Here are some records; copy every line that holds the word "Energy".

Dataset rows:

══════════

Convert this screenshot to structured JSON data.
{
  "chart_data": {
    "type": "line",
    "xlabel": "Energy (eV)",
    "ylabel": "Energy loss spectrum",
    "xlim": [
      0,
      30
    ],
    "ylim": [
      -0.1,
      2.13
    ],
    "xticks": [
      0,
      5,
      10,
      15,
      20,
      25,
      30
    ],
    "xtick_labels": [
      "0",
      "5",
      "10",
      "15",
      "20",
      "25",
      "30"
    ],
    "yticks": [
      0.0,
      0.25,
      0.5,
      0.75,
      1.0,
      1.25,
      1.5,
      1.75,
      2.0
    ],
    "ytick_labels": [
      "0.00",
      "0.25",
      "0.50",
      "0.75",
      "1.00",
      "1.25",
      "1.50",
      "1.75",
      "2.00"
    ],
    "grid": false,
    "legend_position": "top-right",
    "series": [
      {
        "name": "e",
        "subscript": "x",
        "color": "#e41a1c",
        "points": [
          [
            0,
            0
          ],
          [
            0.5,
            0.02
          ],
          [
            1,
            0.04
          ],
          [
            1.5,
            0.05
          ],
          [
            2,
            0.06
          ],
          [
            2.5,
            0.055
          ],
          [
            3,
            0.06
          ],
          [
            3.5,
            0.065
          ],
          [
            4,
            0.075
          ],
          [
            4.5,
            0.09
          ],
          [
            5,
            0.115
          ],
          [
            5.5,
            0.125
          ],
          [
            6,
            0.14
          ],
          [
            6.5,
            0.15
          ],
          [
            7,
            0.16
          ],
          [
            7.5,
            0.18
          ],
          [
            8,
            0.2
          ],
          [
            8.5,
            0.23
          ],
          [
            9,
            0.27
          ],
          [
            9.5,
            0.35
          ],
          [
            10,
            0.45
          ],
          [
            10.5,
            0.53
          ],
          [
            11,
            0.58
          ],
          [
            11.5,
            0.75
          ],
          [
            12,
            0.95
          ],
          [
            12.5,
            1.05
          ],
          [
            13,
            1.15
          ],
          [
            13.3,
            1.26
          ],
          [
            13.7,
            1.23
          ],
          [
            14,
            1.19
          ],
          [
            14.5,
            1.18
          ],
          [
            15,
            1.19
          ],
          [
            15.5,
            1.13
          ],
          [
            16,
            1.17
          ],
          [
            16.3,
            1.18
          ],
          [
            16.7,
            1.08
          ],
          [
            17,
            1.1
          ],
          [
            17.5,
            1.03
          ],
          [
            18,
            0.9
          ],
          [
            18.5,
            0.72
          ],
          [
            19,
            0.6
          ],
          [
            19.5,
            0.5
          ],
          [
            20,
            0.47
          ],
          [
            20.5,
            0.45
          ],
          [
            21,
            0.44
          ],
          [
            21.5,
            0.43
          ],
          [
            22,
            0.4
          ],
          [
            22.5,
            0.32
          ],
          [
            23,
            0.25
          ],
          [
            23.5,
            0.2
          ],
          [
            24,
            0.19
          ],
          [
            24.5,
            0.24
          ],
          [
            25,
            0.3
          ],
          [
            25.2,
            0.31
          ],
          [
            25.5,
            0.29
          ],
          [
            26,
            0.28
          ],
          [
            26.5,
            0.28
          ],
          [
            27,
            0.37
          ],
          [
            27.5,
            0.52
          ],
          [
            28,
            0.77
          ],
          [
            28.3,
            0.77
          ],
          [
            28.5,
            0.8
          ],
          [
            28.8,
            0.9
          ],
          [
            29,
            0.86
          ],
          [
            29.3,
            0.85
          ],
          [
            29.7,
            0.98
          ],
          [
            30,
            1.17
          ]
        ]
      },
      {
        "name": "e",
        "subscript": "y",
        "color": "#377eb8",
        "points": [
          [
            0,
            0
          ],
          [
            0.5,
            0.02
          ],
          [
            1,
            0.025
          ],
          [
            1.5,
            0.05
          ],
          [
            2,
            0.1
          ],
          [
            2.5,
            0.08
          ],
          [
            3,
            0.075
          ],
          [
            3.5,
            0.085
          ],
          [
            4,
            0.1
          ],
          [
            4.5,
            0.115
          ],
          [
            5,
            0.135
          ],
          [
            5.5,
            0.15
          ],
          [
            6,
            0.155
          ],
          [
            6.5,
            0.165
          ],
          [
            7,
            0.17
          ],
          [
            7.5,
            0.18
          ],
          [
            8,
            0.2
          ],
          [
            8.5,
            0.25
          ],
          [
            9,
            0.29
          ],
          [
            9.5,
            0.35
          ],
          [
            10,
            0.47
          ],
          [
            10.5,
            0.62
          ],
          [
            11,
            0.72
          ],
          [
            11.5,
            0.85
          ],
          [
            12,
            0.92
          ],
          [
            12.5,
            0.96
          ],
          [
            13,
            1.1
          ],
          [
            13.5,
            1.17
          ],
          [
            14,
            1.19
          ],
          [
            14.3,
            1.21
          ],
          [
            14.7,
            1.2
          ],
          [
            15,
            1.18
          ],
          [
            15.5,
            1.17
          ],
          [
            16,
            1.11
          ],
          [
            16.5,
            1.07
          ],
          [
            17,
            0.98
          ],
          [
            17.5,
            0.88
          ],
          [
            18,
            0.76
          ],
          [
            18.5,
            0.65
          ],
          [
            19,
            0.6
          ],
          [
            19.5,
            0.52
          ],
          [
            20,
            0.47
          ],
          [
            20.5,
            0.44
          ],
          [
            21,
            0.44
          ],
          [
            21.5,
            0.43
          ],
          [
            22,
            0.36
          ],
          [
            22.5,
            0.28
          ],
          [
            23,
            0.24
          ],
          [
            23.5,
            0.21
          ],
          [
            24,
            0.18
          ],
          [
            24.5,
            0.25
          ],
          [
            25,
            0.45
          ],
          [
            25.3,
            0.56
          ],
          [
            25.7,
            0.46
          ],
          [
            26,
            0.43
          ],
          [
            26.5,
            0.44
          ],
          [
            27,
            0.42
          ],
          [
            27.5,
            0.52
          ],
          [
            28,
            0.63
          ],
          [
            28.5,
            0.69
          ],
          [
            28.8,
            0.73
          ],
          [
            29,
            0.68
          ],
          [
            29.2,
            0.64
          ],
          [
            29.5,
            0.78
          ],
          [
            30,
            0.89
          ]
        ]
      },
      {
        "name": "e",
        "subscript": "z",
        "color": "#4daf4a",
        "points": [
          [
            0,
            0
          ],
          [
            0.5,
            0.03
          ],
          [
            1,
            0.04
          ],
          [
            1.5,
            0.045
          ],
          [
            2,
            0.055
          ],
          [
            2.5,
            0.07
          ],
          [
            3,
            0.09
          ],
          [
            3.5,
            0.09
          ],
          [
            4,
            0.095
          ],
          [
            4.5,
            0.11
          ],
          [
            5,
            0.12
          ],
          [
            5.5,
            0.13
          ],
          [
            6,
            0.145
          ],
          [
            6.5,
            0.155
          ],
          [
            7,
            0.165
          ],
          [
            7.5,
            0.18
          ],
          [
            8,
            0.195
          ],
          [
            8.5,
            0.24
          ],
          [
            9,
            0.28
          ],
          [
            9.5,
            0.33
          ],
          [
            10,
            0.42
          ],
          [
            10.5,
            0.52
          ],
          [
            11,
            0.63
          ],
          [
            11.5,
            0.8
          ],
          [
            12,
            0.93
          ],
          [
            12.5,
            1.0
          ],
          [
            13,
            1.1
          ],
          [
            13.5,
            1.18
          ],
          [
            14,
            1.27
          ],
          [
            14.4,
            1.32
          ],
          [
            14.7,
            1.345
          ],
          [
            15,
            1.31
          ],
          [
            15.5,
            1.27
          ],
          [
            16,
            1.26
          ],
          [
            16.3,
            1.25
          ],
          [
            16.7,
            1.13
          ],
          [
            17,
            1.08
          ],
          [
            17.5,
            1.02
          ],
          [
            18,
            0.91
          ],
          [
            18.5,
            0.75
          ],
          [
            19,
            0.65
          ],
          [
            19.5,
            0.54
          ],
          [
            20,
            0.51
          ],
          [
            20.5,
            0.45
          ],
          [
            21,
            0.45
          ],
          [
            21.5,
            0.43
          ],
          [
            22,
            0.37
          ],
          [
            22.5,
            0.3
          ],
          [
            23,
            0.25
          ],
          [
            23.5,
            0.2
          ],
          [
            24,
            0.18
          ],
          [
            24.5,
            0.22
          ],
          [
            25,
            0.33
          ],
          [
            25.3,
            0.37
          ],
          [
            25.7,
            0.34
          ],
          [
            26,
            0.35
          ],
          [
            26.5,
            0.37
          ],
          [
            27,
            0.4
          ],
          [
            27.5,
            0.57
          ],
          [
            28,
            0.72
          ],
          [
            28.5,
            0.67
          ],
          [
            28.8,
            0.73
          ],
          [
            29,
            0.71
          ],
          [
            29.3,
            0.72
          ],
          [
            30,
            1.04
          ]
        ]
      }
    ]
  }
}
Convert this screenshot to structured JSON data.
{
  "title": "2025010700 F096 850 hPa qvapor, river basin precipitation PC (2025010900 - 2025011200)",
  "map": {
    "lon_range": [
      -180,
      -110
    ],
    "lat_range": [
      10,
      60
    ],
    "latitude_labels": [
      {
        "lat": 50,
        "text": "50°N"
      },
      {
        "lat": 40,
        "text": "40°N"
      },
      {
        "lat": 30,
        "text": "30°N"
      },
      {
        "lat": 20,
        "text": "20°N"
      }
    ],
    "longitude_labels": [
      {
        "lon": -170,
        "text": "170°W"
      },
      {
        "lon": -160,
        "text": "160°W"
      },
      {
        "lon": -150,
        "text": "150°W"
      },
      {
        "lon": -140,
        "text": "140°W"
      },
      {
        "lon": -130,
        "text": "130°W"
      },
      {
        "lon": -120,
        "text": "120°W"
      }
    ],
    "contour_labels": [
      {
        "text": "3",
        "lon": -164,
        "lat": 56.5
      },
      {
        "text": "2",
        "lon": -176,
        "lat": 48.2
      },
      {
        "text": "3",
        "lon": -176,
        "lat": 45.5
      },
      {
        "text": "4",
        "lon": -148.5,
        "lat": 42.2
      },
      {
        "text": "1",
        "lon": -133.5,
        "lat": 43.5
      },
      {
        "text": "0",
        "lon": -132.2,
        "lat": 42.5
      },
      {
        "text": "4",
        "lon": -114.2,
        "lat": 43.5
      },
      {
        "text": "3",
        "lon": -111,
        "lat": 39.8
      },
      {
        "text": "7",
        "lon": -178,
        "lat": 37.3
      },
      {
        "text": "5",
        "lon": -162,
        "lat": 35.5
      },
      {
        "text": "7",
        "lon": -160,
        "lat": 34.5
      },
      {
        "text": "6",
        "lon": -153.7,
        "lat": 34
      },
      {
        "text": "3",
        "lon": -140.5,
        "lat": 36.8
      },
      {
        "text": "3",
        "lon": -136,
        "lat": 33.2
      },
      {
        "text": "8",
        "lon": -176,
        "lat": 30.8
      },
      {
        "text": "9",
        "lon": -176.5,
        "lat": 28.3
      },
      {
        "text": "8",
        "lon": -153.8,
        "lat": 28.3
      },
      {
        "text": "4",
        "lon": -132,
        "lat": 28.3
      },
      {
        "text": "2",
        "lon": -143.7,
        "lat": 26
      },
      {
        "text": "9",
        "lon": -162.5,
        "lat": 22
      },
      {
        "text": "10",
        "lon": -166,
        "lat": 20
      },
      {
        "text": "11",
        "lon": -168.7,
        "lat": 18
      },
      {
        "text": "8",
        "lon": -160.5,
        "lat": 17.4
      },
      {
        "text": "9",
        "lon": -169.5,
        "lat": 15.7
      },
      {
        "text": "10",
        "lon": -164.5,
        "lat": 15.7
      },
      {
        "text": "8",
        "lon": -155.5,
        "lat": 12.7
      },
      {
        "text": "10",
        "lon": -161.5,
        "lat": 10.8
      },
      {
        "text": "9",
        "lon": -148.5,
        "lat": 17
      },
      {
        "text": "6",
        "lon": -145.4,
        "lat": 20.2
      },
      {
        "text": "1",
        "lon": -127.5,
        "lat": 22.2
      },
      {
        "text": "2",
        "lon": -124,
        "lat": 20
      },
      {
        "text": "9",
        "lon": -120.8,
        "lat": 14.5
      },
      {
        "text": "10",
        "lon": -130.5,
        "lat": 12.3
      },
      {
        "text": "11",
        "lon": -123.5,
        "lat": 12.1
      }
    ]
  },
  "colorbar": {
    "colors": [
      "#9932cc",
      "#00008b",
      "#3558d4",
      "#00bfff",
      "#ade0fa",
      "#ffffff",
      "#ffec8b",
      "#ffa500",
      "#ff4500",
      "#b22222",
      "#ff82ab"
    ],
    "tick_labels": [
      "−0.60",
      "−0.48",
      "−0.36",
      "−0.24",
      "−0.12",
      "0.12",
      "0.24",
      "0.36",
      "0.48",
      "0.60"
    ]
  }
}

══════════

§ OUTPUT
    "xlabel": "Energy (eV)",
    "ylabel": "Energy loss spectrum",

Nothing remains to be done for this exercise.